*Work to be completed:*
Comb through the entries for "description" and pull out each line that holds it.

━━━━━━━━━━━━━━━━━━━━

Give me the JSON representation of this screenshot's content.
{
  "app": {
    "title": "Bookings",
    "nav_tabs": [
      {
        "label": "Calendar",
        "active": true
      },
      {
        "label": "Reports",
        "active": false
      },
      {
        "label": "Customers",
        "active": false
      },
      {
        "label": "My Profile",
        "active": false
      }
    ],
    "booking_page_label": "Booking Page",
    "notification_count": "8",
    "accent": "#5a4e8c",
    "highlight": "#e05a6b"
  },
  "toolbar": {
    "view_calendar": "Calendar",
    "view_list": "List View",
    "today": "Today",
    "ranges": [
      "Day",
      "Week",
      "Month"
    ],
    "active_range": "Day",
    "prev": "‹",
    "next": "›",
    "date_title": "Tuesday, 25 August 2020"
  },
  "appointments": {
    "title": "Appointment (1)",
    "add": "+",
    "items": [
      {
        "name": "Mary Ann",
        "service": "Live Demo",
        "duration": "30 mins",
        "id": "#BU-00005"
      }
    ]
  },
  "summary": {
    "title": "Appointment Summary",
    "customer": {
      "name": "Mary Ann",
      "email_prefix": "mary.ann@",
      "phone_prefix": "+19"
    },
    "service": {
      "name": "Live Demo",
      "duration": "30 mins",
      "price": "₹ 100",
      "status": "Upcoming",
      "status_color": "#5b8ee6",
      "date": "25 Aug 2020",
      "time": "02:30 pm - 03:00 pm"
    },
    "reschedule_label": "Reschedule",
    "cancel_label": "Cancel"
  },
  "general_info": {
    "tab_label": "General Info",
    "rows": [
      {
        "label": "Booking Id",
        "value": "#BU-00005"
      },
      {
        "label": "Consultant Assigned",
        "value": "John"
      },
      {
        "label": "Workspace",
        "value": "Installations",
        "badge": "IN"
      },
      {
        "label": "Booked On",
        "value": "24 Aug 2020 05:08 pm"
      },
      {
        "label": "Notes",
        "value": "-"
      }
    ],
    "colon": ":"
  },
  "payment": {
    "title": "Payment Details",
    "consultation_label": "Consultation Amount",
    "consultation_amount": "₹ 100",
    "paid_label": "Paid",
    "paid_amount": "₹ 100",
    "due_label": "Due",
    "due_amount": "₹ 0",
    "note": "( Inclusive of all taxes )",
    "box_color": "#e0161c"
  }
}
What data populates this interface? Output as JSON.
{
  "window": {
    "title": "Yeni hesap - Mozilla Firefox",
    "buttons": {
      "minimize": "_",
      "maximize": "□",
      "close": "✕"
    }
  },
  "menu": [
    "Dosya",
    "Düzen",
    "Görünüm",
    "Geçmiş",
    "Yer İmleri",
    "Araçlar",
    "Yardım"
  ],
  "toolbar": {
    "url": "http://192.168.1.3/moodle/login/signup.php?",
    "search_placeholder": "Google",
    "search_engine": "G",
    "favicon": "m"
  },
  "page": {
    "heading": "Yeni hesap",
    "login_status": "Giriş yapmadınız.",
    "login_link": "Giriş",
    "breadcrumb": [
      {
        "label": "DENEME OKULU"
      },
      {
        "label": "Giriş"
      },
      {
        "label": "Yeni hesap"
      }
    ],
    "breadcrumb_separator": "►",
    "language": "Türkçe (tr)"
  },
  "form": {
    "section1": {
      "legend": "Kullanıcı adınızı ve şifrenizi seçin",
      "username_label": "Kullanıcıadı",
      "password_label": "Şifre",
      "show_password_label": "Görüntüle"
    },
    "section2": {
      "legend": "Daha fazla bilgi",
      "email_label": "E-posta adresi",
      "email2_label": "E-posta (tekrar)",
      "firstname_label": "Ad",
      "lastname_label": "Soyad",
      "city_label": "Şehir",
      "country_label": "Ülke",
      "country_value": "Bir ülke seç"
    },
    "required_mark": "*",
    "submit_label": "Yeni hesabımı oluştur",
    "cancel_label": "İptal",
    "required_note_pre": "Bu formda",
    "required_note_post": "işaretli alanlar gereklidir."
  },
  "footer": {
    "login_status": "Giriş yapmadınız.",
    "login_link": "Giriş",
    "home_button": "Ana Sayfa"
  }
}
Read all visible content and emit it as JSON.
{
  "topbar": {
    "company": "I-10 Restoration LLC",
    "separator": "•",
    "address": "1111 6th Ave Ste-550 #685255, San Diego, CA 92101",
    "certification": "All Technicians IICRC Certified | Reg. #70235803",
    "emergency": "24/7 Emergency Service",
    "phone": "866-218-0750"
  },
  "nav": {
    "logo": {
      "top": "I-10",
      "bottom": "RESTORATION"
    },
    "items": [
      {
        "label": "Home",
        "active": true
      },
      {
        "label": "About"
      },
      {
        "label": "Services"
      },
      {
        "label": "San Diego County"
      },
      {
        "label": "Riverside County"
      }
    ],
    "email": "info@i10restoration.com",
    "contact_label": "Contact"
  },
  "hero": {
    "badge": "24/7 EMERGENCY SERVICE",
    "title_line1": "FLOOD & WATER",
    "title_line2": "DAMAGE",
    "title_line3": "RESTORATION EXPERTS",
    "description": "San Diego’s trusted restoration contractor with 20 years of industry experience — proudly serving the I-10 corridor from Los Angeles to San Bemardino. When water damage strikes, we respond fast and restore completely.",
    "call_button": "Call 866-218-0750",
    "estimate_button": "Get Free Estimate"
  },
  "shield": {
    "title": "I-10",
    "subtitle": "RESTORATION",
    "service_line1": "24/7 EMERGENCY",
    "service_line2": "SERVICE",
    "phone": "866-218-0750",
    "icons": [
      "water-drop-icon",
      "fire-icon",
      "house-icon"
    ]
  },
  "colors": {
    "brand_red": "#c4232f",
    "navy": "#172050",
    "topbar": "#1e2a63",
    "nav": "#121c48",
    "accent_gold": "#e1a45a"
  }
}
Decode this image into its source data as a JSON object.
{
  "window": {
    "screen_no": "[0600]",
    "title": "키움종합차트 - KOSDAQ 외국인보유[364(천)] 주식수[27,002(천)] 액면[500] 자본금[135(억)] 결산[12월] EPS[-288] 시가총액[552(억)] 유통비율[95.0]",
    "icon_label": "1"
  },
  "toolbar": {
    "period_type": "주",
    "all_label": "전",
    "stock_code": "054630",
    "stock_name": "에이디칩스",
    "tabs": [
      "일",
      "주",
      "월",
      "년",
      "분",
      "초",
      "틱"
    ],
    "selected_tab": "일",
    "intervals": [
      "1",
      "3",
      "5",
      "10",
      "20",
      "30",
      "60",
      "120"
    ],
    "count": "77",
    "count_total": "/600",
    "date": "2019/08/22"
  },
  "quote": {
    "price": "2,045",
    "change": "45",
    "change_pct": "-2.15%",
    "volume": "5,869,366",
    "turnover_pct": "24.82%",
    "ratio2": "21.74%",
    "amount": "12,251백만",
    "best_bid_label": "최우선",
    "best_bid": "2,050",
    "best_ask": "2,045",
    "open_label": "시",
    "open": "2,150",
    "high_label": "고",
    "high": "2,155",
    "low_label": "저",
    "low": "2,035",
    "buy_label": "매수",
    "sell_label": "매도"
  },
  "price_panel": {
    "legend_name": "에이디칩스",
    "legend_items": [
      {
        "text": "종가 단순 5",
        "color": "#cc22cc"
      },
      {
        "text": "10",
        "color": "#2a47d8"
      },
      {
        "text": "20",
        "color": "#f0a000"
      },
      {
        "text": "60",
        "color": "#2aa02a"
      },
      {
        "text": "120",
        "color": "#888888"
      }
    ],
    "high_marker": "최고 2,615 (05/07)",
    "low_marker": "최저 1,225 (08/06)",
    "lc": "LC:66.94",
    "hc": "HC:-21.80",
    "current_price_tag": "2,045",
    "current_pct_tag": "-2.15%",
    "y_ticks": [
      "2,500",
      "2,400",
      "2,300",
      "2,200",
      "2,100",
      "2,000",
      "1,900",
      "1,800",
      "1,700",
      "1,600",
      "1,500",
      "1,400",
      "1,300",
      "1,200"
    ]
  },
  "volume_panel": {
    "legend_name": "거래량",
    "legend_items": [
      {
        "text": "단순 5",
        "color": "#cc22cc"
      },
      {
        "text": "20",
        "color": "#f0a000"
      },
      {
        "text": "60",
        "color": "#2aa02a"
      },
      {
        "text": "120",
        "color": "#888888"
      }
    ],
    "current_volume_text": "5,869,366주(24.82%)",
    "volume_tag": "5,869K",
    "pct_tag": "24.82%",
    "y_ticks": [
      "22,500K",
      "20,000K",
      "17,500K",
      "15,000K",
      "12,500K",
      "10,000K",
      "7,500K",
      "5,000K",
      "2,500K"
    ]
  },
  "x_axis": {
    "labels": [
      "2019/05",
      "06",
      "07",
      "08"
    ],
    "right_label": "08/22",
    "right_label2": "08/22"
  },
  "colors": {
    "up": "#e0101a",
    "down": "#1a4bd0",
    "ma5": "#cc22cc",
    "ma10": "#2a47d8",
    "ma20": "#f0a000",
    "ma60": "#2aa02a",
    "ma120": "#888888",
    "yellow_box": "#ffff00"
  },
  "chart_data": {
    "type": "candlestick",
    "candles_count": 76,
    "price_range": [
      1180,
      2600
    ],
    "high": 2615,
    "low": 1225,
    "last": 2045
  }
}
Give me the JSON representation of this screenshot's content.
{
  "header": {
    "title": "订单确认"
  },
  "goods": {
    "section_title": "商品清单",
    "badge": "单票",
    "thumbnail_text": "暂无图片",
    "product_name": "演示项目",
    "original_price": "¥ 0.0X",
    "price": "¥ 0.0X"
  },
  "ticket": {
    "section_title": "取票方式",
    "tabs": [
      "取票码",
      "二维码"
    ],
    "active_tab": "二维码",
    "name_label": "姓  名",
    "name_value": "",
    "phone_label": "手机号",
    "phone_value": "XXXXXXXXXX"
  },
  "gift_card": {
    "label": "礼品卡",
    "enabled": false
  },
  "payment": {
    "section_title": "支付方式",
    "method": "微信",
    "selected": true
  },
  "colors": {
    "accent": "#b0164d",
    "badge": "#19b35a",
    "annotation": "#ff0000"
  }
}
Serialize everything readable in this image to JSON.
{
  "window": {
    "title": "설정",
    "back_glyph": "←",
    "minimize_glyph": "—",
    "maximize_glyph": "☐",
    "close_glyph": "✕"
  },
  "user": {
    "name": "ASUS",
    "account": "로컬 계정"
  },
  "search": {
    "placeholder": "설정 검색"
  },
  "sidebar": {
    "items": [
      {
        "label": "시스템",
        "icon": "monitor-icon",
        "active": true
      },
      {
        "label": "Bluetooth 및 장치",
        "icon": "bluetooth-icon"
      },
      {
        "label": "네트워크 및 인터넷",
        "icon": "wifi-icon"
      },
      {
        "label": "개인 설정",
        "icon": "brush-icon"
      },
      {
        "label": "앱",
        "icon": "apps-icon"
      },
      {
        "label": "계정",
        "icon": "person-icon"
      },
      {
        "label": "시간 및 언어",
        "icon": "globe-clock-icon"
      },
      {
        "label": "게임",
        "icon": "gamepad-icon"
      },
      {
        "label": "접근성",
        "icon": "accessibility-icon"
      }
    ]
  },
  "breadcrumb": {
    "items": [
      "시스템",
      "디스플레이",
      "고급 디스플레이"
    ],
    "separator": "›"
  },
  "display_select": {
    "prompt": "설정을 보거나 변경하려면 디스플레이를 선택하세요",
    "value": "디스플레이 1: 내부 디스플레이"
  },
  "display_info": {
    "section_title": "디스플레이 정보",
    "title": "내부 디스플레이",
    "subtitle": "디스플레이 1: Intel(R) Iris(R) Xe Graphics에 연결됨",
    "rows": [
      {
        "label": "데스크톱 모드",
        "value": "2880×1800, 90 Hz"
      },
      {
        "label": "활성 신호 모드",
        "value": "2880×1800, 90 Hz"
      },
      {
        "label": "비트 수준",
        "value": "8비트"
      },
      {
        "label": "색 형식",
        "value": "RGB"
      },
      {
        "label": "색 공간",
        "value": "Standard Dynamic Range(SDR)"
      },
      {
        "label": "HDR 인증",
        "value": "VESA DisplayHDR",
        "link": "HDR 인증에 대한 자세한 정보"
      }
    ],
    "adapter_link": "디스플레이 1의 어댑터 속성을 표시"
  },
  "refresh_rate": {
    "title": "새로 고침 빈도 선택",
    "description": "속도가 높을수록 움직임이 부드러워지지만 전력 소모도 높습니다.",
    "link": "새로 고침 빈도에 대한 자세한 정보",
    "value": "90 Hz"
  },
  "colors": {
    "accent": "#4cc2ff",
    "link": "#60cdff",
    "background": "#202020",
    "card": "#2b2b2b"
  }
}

━━━━━━━━━━━━━━━━━━━━

*Expected answer:*
    "description": "San Diego’s trusted restoration contractor with 20 years of industry experience — proudly serving the I-10 corridor from Los Angeles to San Bemardino. When water damage strikes, we respond fast and restore completely.",
    "description": "속도가 높을수록 움직임이 부드러워지지만 전력 소모도 높습니다.",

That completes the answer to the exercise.